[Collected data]
* * * *
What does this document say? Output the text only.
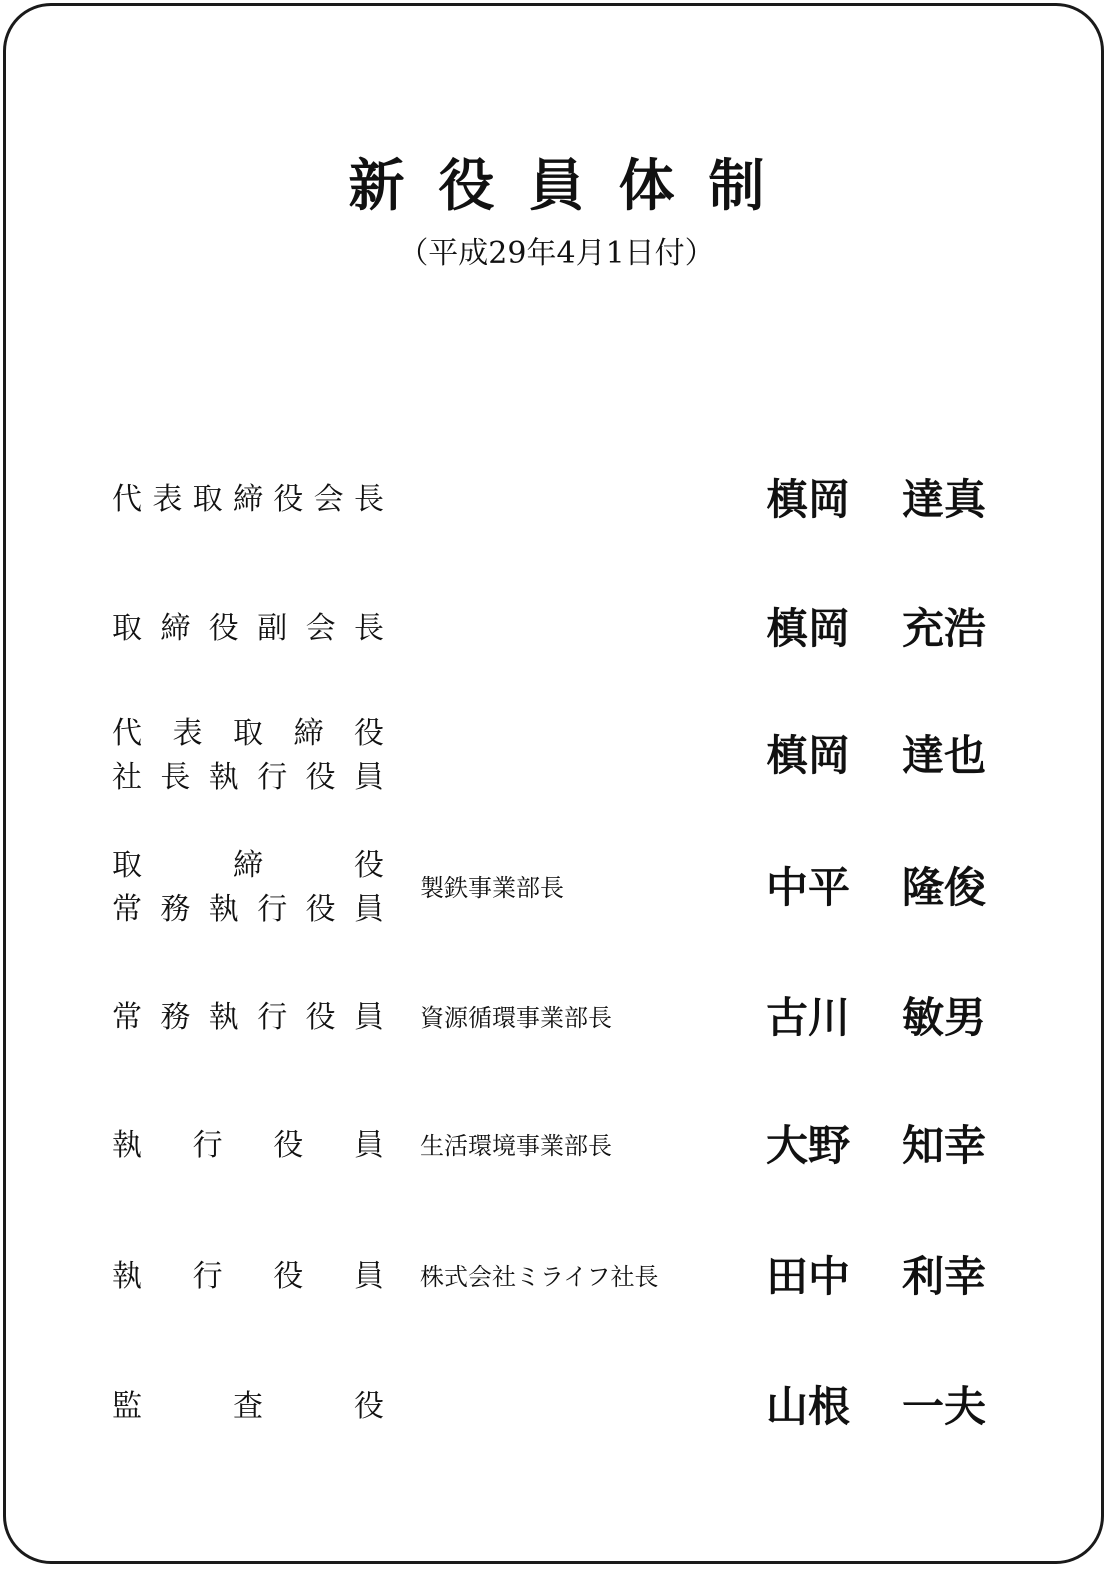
新役員体制
（平成29年4月1日付）
代 表 取 締 役 会 長	槙岡 達真
取 締 役 副 会 長	槙岡 充浩
代 表 取 締 役
社 長 執 行 役 員	槙岡 達也
取 締 役
常 務 執 行 役 員
製鉄事業部長	中平 隆俊
常 務 執 行 役 員 資源循環事業部長	古川 敏男
執 行 役 員 生活環境事業部長	大野 知幸
執 行 役 員 株式会社ミライフ社長	田中 利幸
監 査 役	山根 一夫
* * * *
■ WHAT NEEDS TO BE DONE ■
Transcribe every record above exactly as written, leaving out any pictures.

■ RIGHT ANSWER ■
What does this document say? Output the text only.
新役員体制
（平成29年4月1日付）
代 表 取 締 役 会 長	槙岡 達真
取 締 役 副 会 長	槙岡 充浩
代 表 取 締 役
社 長 執 行 役 員	槙岡 達也
取 締 役
常 務 執 行 役 員
製鉄事業部長	中平 隆俊
常 務 執 行 役 員 資源循環事業部長	古川 敏男
執 行 役 員 生活環境事業部長	大野 知幸
執 行 役 員 株式会社ミライフ社長	田中 利幸
監 査 役	山根 一夫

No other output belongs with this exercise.